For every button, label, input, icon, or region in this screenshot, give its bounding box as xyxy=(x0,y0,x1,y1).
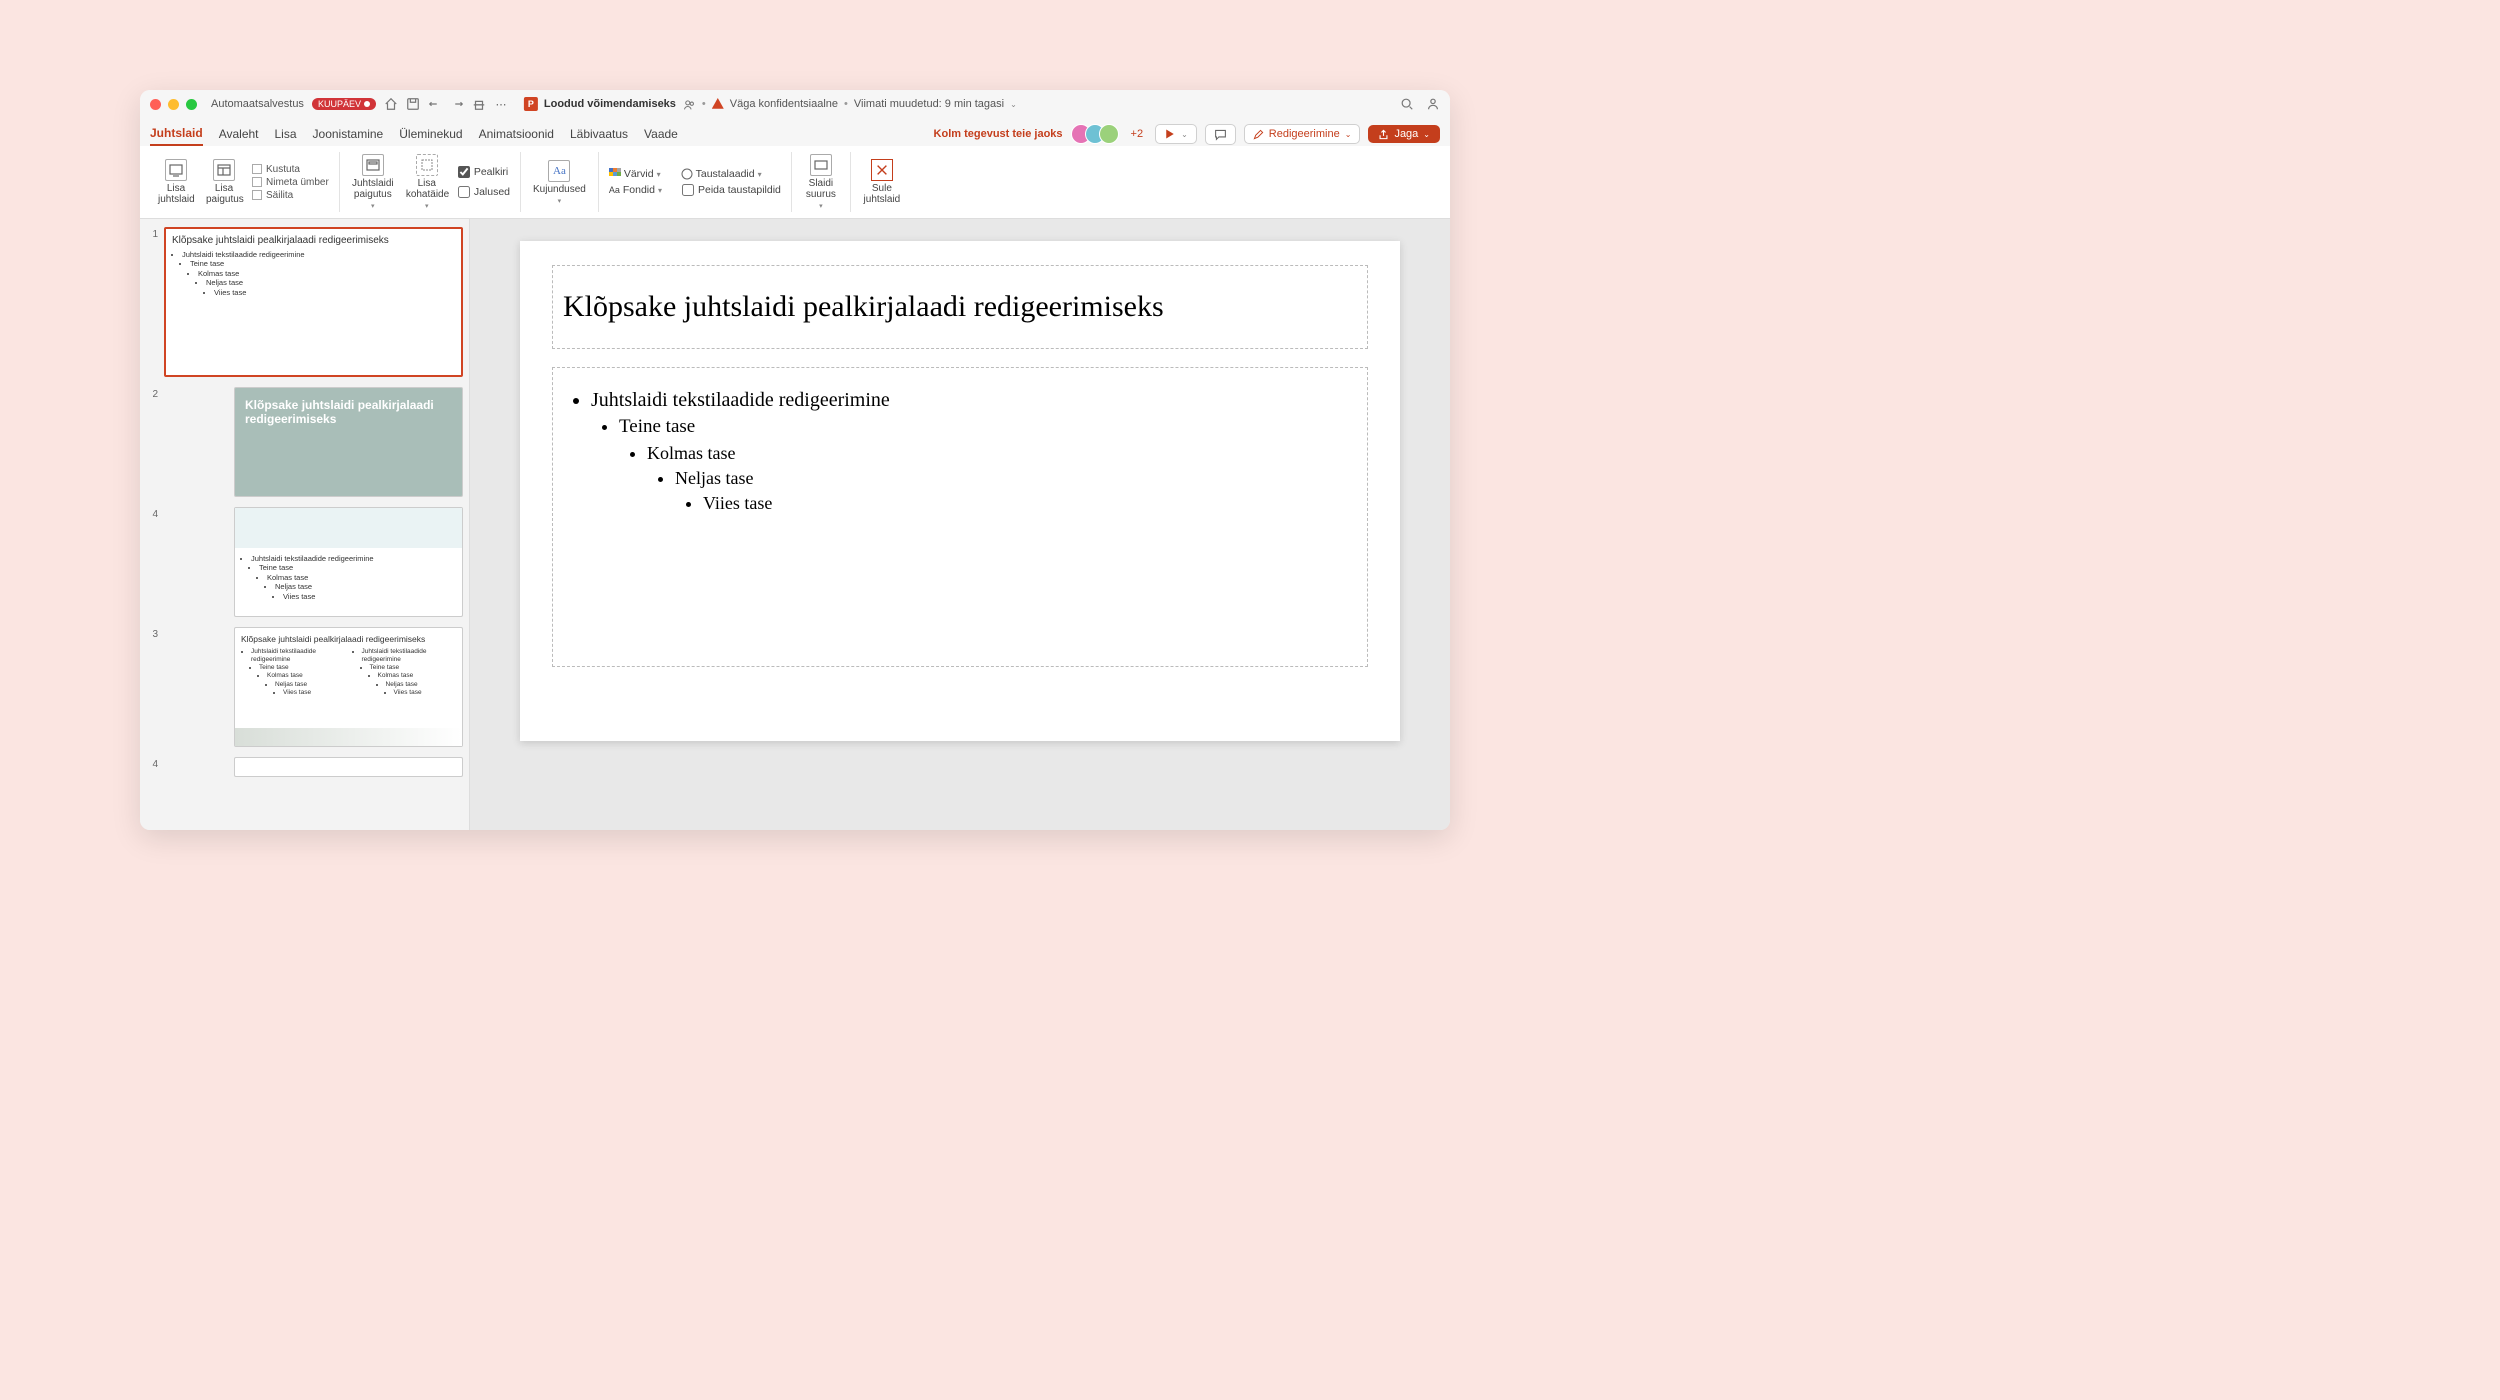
title-checkbox[interactable]: Pealkiri xyxy=(458,166,510,178)
tab-draw[interactable]: Joonistamine xyxy=(313,123,384,145)
preserve-button[interactable]: Säilita xyxy=(252,190,329,201)
thumb-title: Klõpsake juhtslaidi pealkirjalaadi redig… xyxy=(172,235,455,246)
body-l1: Juhtslaidi tekstilaadide redigeerimine xyxy=(591,386,1353,414)
tab-insert[interactable]: Lisa xyxy=(275,123,297,145)
titlebar: Automaatsalvestus KUUPÄEV ⋯ P Loodud või… xyxy=(140,90,1450,118)
insert-slide-master-button[interactable]: Lisa juhtslaid xyxy=(156,157,196,207)
workspace: 1 Klõpsake juhtslaidi pealkirjalaadi red… xyxy=(140,219,1450,830)
tab-review[interactable]: Läbivaatus xyxy=(570,123,628,145)
sensitivity-icon xyxy=(712,98,724,110)
themes-button[interactable]: Aa Kujundused ▾ xyxy=(531,158,588,207)
edit-master-list: Kustuta Nimeta ümber Säilita xyxy=(252,164,329,201)
label: Lisa paigutus xyxy=(206,183,242,205)
tab-animations[interactable]: Animatsioonid xyxy=(479,123,554,145)
print-icon[interactable] xyxy=(472,97,486,111)
body-l2: Teine tase xyxy=(619,414,1353,441)
label: Lisa kohatäide xyxy=(406,178,448,200)
rename-button[interactable]: Nimeta ümber xyxy=(252,177,329,188)
body-placeholder[interactable]: Juhtslaidi tekstilaadide redigeerimine T… xyxy=(552,367,1368,667)
label: Slaidi suurus xyxy=(804,178,838,200)
comments-button[interactable] xyxy=(1205,124,1236,145)
activity-text[interactable]: Kolm tegevust teie jaoks xyxy=(934,128,1063,140)
home-icon[interactable] xyxy=(384,97,398,111)
close-master-button[interactable]: Sule juhtslaid xyxy=(861,157,903,207)
maximize-window-icon[interactable] xyxy=(186,99,197,110)
tabs-right: Kolm tegevust teie jaoks +2 ⌄ Redigeerim… xyxy=(934,124,1440,145)
body-l3: Kolmas tase xyxy=(647,441,1353,466)
thumb-title: Klõpsake juhtslaidi pealkirjalaadi redig… xyxy=(245,398,452,427)
tab-view[interactable]: Vaade xyxy=(644,123,678,145)
editing-mode-button[interactable]: Redigeerimine ⌄ xyxy=(1244,124,1361,144)
search-icon[interactable] xyxy=(1400,97,1414,111)
body-l5: Viies tase xyxy=(703,491,1353,516)
thumb-title: Klõpsake juhtslaidi pealkirjalaadi redig… xyxy=(241,634,456,644)
save-icon[interactable] xyxy=(406,97,420,111)
slide[interactable]: Klõpsake juhtslaidi pealkirjalaadi redig… xyxy=(520,241,1400,741)
thumb-layout-blank[interactable] xyxy=(234,757,463,777)
person-icon[interactable] xyxy=(1426,97,1440,111)
thumb-layout-title[interactable]: Klõpsake juhtslaidi pealkirjalaadi redig… xyxy=(234,387,463,497)
thumb-layout-two-content[interactable]: Klõpsake juhtslaidi pealkirjalaadi redig… xyxy=(234,627,463,747)
people-icon[interactable] xyxy=(682,97,696,111)
present-button[interactable]: ⌄ xyxy=(1155,124,1197,144)
insert-placeholder-button[interactable]: Lisa kohatäide ▾ xyxy=(404,152,450,212)
app-window: Automaatsalvestus KUUPÄEV ⋯ P Loodud või… xyxy=(140,90,1450,830)
thumb-l1: Juhtslaidi tekstilaadide redigeerimine xyxy=(182,250,455,259)
document-title[interactable]: Loodud võimendamiseks xyxy=(544,98,676,110)
minimize-window-icon[interactable] xyxy=(168,99,179,110)
redo-icon[interactable] xyxy=(450,97,464,111)
more-presence[interactable]: +2 xyxy=(1131,128,1144,140)
undo-icon[interactable] xyxy=(428,97,442,111)
last-modified[interactable]: Viimati muudetud: 9 min tagasi xyxy=(854,98,1004,110)
ribbon-tabs: Juhtslaid Avaleht Lisa Joonistamine Ülem… xyxy=(140,118,1450,146)
thumb-number: 4 xyxy=(146,757,158,770)
thumb-l2: Teine tase xyxy=(190,259,455,268)
bg-styles-dropdown[interactable]: Taustalaadid xyxy=(681,168,762,180)
window-controls xyxy=(150,99,197,110)
thumb-master[interactable]: Klõpsake juhtslaidi pealkirjalaadi redig… xyxy=(164,227,463,377)
tab-home[interactable]: Avaleht xyxy=(219,123,259,145)
close-window-icon[interactable] xyxy=(150,99,161,110)
label: Juhtslaidi paigutus xyxy=(352,178,394,200)
fonts-dropdown[interactable]: AaFondid xyxy=(609,184,662,196)
footers-checkbox[interactable]: Jalused xyxy=(458,186,510,198)
slide-canvas[interactable]: Klõpsake juhtslaidi pealkirjalaadi redig… xyxy=(470,219,1450,830)
ribbon: Lisa juhtslaid Lisa paigutus Kustuta Nim… xyxy=(140,146,1450,219)
thumbnail-pane[interactable]: 1 Klõpsake juhtslaidi pealkirjalaadi red… xyxy=(140,219,470,830)
avatar xyxy=(1099,124,1119,144)
label: Kujundused xyxy=(533,184,586,195)
body-l4: Neljas tase xyxy=(675,466,1353,491)
thumb-number: 2 xyxy=(146,387,158,400)
label: Sule juhtslaid xyxy=(863,183,901,205)
share-button[interactable]: Jaga ⌄ xyxy=(1368,125,1440,143)
powerpoint-icon: P xyxy=(524,97,538,111)
thumb-l5: Viies tase xyxy=(214,288,455,297)
presence-avatars[interactable] xyxy=(1071,124,1119,144)
thumb-l3: Kolmas tase xyxy=(198,269,455,278)
tab-transitions[interactable]: Üleminekud xyxy=(399,123,462,145)
editing-label: Redigeerimine xyxy=(1269,128,1340,140)
insert-layout-button[interactable]: Lisa paigutus xyxy=(204,157,244,207)
title-placeholder[interactable]: Klõpsake juhtslaidi pealkirjalaadi redig… xyxy=(552,265,1368,349)
thumb-number: 3 xyxy=(146,627,158,640)
slide-size-button[interactable]: Slaidi suurus ▾ xyxy=(802,152,840,212)
hide-bg-checkbox[interactable]: Peida taustapildid xyxy=(682,184,781,196)
thumb-l4: Neljas tase xyxy=(206,278,455,287)
delete-button[interactable]: Kustuta xyxy=(252,164,329,175)
autosave-label: Automaatsalvestus xyxy=(211,98,304,110)
thumb-number: 1 xyxy=(146,227,158,240)
share-label: Jaga xyxy=(1394,128,1418,140)
label: Lisa juhtslaid xyxy=(158,183,194,205)
autosave-badge[interactable]: KUUPÄEV xyxy=(312,98,376,110)
colors-dropdown[interactable]: Värvid xyxy=(609,168,661,180)
sensitivity-label[interactable]: Väga konfidentsiaalne xyxy=(730,98,838,110)
tab-slide-master[interactable]: Juhtslaid xyxy=(150,122,203,146)
thumb-layout-content[interactable]: Juhtslaidi tekstilaadide redigeerimine T… xyxy=(234,507,463,617)
master-layout-button[interactable]: Juhtslaidi paigutus ▾ xyxy=(350,152,396,212)
more-icon[interactable]: ⋯ xyxy=(494,97,508,111)
thumb-number: 4 xyxy=(146,507,158,520)
document-title-area: P Loodud võimendamiseks • Väga konfident… xyxy=(524,97,1017,111)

────────────────────────────────────────

▶ [What is needed]:
Can you repeat the entries from the line with "title-checkbox[interactable]: Pealkiri xyxy=(458,166,510,178)" up to and including the line with "tab-view[interactable]: Vaade xyxy=(644,123,678,145)", word for word?

▶ [Reply to the task]:
title-checkbox[interactable]: Pealkiri xyxy=(458,166,510,178)
tab-draw[interactable]: Joonistamine xyxy=(313,123,384,145)
preserve-button[interactable]: Säilita xyxy=(252,190,329,201)
thumb-title: Klõpsake juhtslaidi pealkirjalaadi redig… xyxy=(172,235,455,246)
body-l1: Juhtslaidi tekstilaadide redigeerimine xyxy=(591,386,1353,414)
tab-insert[interactable]: Lisa xyxy=(275,123,297,145)
titlebar: Automaatsalvestus KUUPÄEV ⋯ P Loodud või… xyxy=(140,90,1450,118)
insert-slide-master-button[interactable]: Lisa juhtslaid xyxy=(156,157,196,207)
workspace: 1 Klõpsake juhtslaidi pealkirjalaadi red… xyxy=(140,219,1450,830)
tab-review[interactable]: Läbivaatus xyxy=(570,123,628,145)
sensitivity-icon xyxy=(712,98,724,110)
themes-button[interactable]: Aa Kujundused ▾ xyxy=(531,158,588,207)
edit-master-list: Kustuta Nimeta ümber Säilita xyxy=(252,164,329,201)
label: Lisa paigutus xyxy=(206,183,242,205)
tab-animations[interactable]: Animatsioonid xyxy=(479,123,554,145)
print-icon[interactable] xyxy=(472,97,486,111)
body-l2: Teine tase xyxy=(619,414,1353,441)
label: Lisa kohatäide xyxy=(406,178,448,200)
rename-button[interactable]: Nimeta ümber xyxy=(252,177,329,188)
body-placeholder[interactable]: Juhtslaidi tekstilaadide redigeerimine T… xyxy=(552,367,1368,667)
label: Slaidi suurus xyxy=(804,178,838,200)
comments-button[interactable] xyxy=(1205,124,1236,145)
activity-text[interactable]: Kolm tegevust teie jaoks xyxy=(934,128,1063,140)
home-icon[interactable] xyxy=(384,97,398,111)
close-master-button[interactable]: Sule juhtslaid xyxy=(861,157,903,207)
maximize-window-icon[interactable] xyxy=(186,99,197,110)
tabs-right: Kolm tegevust teie jaoks +2 ⌄ Redigeerim… xyxy=(934,124,1440,145)
body-l3: Kolmas tase xyxy=(647,441,1353,466)
thumb-title: Klõpsake juhtslaidi pealkirjalaadi redig… xyxy=(245,398,452,427)
tab-view[interactable]: Vaade xyxy=(644,123,678,145)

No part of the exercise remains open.